> **Exercise description**:
Extract every record, keeping each one exactly as it is.

> **Data entries**:
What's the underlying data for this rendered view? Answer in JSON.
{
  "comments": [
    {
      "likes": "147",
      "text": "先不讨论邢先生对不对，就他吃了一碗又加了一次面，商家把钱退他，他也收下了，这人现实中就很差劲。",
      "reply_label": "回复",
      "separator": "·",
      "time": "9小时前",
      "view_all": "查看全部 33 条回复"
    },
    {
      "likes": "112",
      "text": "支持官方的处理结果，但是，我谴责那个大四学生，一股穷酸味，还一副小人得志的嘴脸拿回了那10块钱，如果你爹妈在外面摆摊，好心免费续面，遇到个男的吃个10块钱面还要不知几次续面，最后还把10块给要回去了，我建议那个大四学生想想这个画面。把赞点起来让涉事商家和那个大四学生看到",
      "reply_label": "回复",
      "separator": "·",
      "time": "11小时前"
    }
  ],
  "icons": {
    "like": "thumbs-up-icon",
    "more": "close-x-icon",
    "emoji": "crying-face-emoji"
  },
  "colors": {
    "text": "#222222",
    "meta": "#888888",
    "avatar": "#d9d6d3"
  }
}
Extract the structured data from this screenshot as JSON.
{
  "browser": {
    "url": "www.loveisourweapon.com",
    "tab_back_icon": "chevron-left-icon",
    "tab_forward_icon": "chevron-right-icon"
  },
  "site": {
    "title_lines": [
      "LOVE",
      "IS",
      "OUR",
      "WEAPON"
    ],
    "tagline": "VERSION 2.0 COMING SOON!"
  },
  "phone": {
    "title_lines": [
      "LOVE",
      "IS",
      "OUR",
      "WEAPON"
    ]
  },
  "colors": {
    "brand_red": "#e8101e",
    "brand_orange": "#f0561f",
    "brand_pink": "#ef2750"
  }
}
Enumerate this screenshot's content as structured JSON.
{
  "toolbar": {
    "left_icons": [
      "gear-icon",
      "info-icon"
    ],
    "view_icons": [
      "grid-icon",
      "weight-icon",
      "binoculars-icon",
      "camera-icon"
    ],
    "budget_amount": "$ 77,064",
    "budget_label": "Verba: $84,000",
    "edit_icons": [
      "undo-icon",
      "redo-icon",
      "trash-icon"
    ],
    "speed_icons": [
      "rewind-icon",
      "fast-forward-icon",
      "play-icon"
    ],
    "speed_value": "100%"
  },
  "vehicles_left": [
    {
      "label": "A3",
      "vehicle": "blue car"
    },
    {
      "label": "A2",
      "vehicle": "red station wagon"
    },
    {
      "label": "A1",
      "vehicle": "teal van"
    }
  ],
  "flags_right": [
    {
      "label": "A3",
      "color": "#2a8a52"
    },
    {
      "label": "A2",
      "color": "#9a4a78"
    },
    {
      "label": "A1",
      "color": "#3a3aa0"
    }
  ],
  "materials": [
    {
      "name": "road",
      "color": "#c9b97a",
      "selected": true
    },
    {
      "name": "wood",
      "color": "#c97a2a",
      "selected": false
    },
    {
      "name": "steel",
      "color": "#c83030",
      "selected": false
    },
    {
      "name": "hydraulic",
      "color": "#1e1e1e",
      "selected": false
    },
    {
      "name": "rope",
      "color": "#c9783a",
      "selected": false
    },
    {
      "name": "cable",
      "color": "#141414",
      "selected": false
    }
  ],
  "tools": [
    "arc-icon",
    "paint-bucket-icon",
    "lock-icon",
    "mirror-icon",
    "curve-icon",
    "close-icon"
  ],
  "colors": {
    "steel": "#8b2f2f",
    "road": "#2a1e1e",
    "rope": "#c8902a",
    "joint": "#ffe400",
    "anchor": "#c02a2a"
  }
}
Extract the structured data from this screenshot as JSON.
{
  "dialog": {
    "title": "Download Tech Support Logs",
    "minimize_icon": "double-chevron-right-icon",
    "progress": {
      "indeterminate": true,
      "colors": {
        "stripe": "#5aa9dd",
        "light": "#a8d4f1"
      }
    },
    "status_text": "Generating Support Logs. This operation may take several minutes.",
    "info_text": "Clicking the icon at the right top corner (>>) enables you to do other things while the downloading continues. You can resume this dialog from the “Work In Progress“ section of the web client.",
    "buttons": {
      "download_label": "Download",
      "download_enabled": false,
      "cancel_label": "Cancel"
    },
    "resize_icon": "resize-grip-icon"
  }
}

> **Answer to the exercise**:
What's the underlying data for this rendered view? Answer in JSON.
{
  "comments": [
    {
      "likes": "147",
      "text": "先不讨论邢先生对不对，就他吃了一碗又加了一次面，商家把钱退他，他也收下了，这人现实中就很差劲。",
      "reply_label": "回复",
      "separator": "·",
      "time": "9小时前",
      "view_all": "查看全部 33 条回复"
    },
    {
      "likes": "112",
      "text": "支持官方的处理结果，但是，我谴责那个大四学生，一股穷酸味，还一副小人得志的嘴脸拿回了那10块钱，如果你爹妈在外面摆摊，好心免费续面，遇到个男的吃个10块钱面还要不知几次续面，最后还把10块给要回去了，我建议那个大四学生想想这个画面。把赞点起来让涉事商家和那个大四学生看到",
      "reply_label": "回复",
      "separator": "·",
      "time": "11小时前"
    }
  ],
  "icons": {
    "like": "thumbs-up-icon",
    "more": "close-x-icon",
    "emoji": "crying-face-emoji"
  },
  "colors": {
    "text": "#222222",
    "meta": "#888888",
    "avatar": "#d9d6d3"
  }
}
Extract the structured data from this screenshot as JSON.
{
  "browser": {
    "url": "www.loveisourweapon.com",
    "tab_back_icon": "chevron-left-icon",
    "tab_forward_icon": "chevron-right-icon"
  },
  "site": {
    "title_lines": [
      "LOVE",
      "IS",
      "OUR",
      "WEAPON"
    ],
    "tagline": "VERSION 2.0 COMING SOON!"
  },
  "phone": {
    "title_lines": [
      "LOVE",
      "IS",
      "OUR",
      "WEAPON"
    ]
  },
  "colors": {
    "brand_red": "#e8101e",
    "brand_orange": "#f0561f",
    "brand_pink": "#ef2750"
  }
}
Enumerate this screenshot's content as structured JSON.
{
  "toolbar": {
    "left_icons": [
      "gear-icon",
      "info-icon"
    ],
    "view_icons": [
      "grid-icon",
      "weight-icon",
      "binoculars-icon",
      "camera-icon"
    ],
    "budget_amount": "$ 77,064",
    "budget_label": "Verba: $84,000",
    "edit_icons": [
      "undo-icon",
      "redo-icon",
      "trash-icon"
    ],
    "speed_icons": [
      "rewind-icon",
      "fast-forward-icon",
      "play-icon"
    ],
    "speed_value": "100%"
  },
  "vehicles_left": [
    {
      "label": "A3",
      "vehicle": "blue car"
    },
    {
      "label": "A2",
      "vehicle": "red station wagon"
    },
    {
      "label": "A1",
      "vehicle": "teal van"
    }
  ],
  "flags_right": [
    {
      "label": "A3",
      "color": "#2a8a52"
    },
    {
      "label": "A2",
      "color": "#9a4a78"
    },
    {
      "label": "A1",
      "color": "#3a3aa0"
    }
  ],
  "materials": [
    {
      "name": "road",
      "color": "#c9b97a",
      "selected": true
    },
    {
      "name": "wood",
      "color": "#c97a2a",
      "selected": false
    },
    {
      "name": "steel",
      "color": "#c83030",
      "selected": false
    },
    {
      "name": "hydraulic",
      "color": "#1e1e1e",
      "selected": false
    },
    {
      "name": "rope",
      "color": "#c9783a",
      "selected": false
    },
    {
      "name": "cable",
      "color": "#141414",
      "selected": false
    }
  ],
  "tools": [
    "arc-icon",
    "paint-bucket-icon",
    "lock-icon",
    "mirror-icon",
    "curve-icon",
    "close-icon"
  ],
  "colors": {
    "steel": "#8b2f2f",
    "road": "#2a1e1e",
    "rope": "#c8902a",
    "joint": "#ffe400",
    "anchor": "#c02a2a"
  }
}
Extract the structured data from this screenshot as JSON.
{
  "dialog": {
    "title": "Download Tech Support Logs",
    "minimize_icon": "double-chevron-right-icon",
    "progress": {
      "indeterminate": true,
      "colors": {
        "stripe": "#5aa9dd",
        "light": "#a8d4f1"
      }
    },
    "status_text": "Generating Support Logs. This operation may take several minutes.",
    "info_text": "Clicking the icon at the right top corner (>>) enables you to do other things while the downloading continues. You can resume this dialog from the “Work In Progress“ section of the web client.",
    "buttons": {
      "download_label": "Download",
      "download_enabled": false,
      "cancel_label": "Cancel"
    },
    "resize_icon": "resize-grip-icon"
  }
}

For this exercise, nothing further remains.